(Dataset items)
┄┄┄┄┄┄┄┄┄┄┄┄┄┄┄┄┄┄┄┄

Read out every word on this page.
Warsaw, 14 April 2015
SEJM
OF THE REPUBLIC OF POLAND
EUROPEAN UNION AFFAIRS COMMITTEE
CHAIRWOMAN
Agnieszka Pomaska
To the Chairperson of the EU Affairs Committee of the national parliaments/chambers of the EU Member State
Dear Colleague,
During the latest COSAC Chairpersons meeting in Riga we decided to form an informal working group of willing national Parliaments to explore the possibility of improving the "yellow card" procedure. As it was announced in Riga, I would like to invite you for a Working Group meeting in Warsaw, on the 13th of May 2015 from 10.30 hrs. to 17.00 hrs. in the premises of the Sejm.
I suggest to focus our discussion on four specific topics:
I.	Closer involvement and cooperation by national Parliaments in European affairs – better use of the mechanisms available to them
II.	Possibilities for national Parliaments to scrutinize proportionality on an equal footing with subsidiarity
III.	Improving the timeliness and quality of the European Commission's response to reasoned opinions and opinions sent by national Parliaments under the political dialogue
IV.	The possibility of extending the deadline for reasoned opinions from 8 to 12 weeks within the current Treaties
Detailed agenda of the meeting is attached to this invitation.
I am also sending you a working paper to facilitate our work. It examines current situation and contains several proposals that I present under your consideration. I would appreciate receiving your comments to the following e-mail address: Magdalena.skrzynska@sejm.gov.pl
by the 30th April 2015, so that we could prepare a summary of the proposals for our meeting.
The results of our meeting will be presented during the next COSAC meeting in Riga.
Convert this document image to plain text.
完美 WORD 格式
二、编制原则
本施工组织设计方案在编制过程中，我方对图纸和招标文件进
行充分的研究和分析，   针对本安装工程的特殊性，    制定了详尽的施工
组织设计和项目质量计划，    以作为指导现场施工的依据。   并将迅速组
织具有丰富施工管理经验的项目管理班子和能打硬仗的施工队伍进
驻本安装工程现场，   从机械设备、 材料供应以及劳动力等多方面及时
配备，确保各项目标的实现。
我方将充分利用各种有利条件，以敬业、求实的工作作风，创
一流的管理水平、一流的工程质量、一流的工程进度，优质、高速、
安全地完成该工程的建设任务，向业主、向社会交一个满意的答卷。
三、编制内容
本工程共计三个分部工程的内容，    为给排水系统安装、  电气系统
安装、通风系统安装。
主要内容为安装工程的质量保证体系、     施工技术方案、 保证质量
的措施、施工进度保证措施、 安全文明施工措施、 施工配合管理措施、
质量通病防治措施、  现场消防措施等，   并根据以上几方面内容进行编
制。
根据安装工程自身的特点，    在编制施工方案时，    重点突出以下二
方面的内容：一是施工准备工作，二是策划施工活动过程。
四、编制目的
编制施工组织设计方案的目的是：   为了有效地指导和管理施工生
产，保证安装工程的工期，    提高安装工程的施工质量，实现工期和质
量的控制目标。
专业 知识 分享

┄┄┄┄┄┄┄┄┄┄┄┄┄┄┄┄┄┄┄┄

TASK INSTRUCTIONS:
Look above for lines with the word "April" and copy them all.

TASK OUTPUT:
Warsaw, 14 April 2015
by the 30th April 2015, so that we could prepare a summary of the proposals for our meeting.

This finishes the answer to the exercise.